Record excerpts:
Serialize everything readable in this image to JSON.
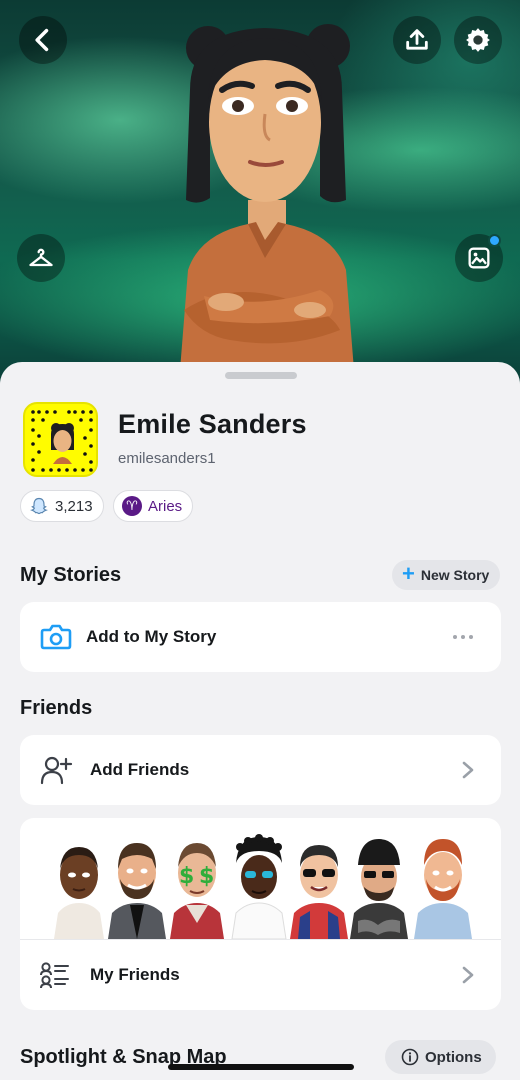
{
  "header": {
    "back_icon": "chevron-left-icon",
    "share_icon": "upload-icon",
    "settings_icon": "gear-icon",
    "wardrobe_icon": "hanger-icon",
    "background_icon": "image-edit-icon"
  },
  "profile": {
    "display_name": "Emile Sanders",
    "username": "emilesanders1",
    "snap_score": "3,213",
    "zodiac": "Aries",
    "zodiac_symbol": "♈"
  },
  "my_stories": {
    "title": "My Stories",
    "new_story_label": "New Story",
    "add_label": "Add to My Story"
  },
  "friends": {
    "title": "Friends",
    "add_friends_label": "Add Friends",
    "my_friends_label": "My Friends"
  },
  "spotlight": {
    "title": "Spotlight & Snap Map",
    "options_label": "Options"
  },
  "colors": {
    "snap_yellow": "#fffc00",
    "accent_blue": "#1e9df5",
    "zodiac_purple": "#5a1a86"
  }
}
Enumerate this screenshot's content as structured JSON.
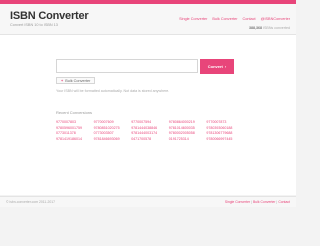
{
  "brand": {
    "title": "ISBN Converter",
    "tagline": "Convert ISBN 10 to ISBN 13",
    "accent_color": "#e8457a"
  },
  "nav": {
    "items": [
      "Single Converter",
      "Bulk Converter",
      "Contact",
      "@ISBNConverter"
    ]
  },
  "stats": {
    "count": "388,368",
    "suffix": "ISBNs converted"
  },
  "search": {
    "value": "",
    "placeholder": ""
  },
  "convert_button": {
    "label": "Convert",
    "icon": "chevron-right-icon"
  },
  "bulk_button": {
    "label": "Bulk Converter",
    "icon": "plus-icon"
  },
  "hint": "Your ISBN will be formatted automatically. Not data is stored anywhere.",
  "recent": {
    "title": "Recent Conversions",
    "items": [
      "9770007803",
      "9770007609",
      "9770007594",
      "9780864000219",
      "9770007873",
      "9780596001759",
      "9780851020275",
      "9781444038846",
      "9781014600035",
      "9780393060188",
      "0773011378",
      "0773003507",
      "9781444003174",
      "9780002005058",
      "9781306779688",
      "9781419186014",
      "9781846693069",
      "0471700578",
      "0191725314",
      "9780066997445"
    ]
  },
  "footer": {
    "copyright": "© isbn-converter.com 2011-2017",
    "links": [
      "Single Converter",
      "Bulk Converter",
      "Contact"
    ],
    "separator": " | "
  }
}
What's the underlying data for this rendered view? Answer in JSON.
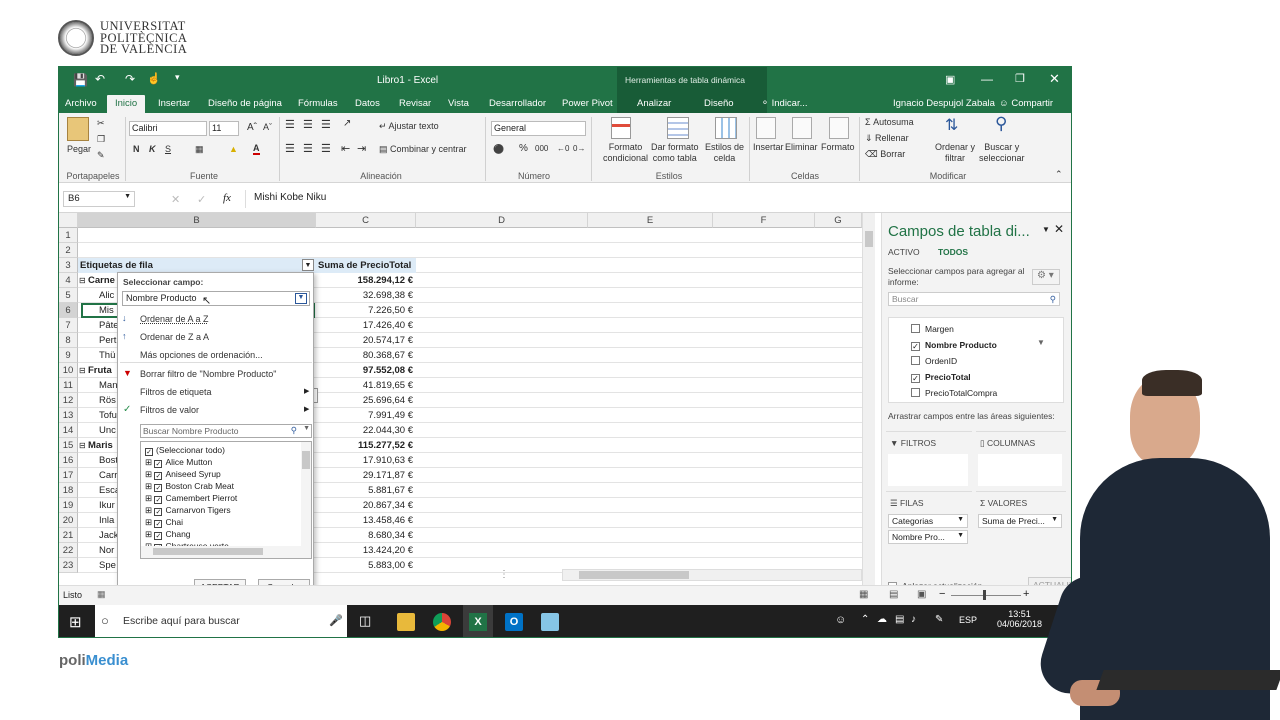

Your goal: Write the listing above out again exactly, dropping each image.

Exercise output:
Serialize everything readable in this image to JSON.
{
  "header": {
    "back_icon": "chevron-left-icon",
    "share_icon": "upload-icon",
    "settings_icon": "gear-icon",
    "wardrobe_icon": "hanger-icon",
    "background_icon": "image-edit-icon"
  },
  "profile": {
    "display_name": "Emile Sanders",
    "username": "emilesanders1",
    "snap_score": "3,213",
    "zodiac": "Aries",
    "zodiac_symbol": "♈"
  },
  "my_stories": {
    "title": "My Stories",
    "new_story_label": "New Story",
    "add_label": "Add to My Story"
  },
  "friends": {
    "title": "Friends",
    "add_friends_label": "Add Friends",
    "my_friends_label": "My Friends"
  },
  "spotlight": {
    "title": "Spotlight & Snap Map",
    "options_label": "Options"
  },
  "colors": {
    "snap_yellow": "#fffc00",
    "accent_blue": "#1e9df5",
    "zodiac_purple": "#5a1a86"
  }
}
Enumerate this screenshot's content as structured JSON.
{
  "brand": {
    "title": "ISBN Converter",
    "tagline": "Convert ISBN 10 to ISBN 13",
    "accent_color": "#e8457a"
  },
  "nav": {
    "items": [
      "Single Converter",
      "Bulk Converter",
      "Contact",
      "@ISBNConverter"
    ]
  },
  "stats": {
    "count": "388,368",
    "suffix": "ISBNs converted"
  },
  "search": {
    "value": "",
    "placeholder": ""
  },
  "convert_button": {
    "label": "Convert",
    "icon": "chevron-right-icon"
  },
  "bulk_button": {
    "label": "Bulk Converter",
    "icon": "plus-icon"
  },
  "hint": "Your ISBN will be formatted automatically. Not data is stored anywhere.",
  "recent": {
    "title": "Recent Conversions",
    "items": [
      "9770007803",
      "9770007609",
      "9770007594",
      "9780864000219",
      "9770007873",
      "9780596001759",
      "9780851020275",
      "9781444038846",
      "9781014600035",
      "9780393060188",
      "0773011378",
      "0773003507",
      "9781444003174",
      "9780002005058",
      "9781306779688",
      "9781419186014",
      "9781846693069",
      "0471700578",
      "0191725314",
      "9780066997445"
    ]
  },
  "footer": {
    "copyright": "© isbn-converter.com 2011-2017",
    "links": [
      "Single Converter",
      "Bulk Converter",
      "Contact"
    ],
    "separator": " | "
  }
}
What's the underlying data for this rendered view? Answer in JSON.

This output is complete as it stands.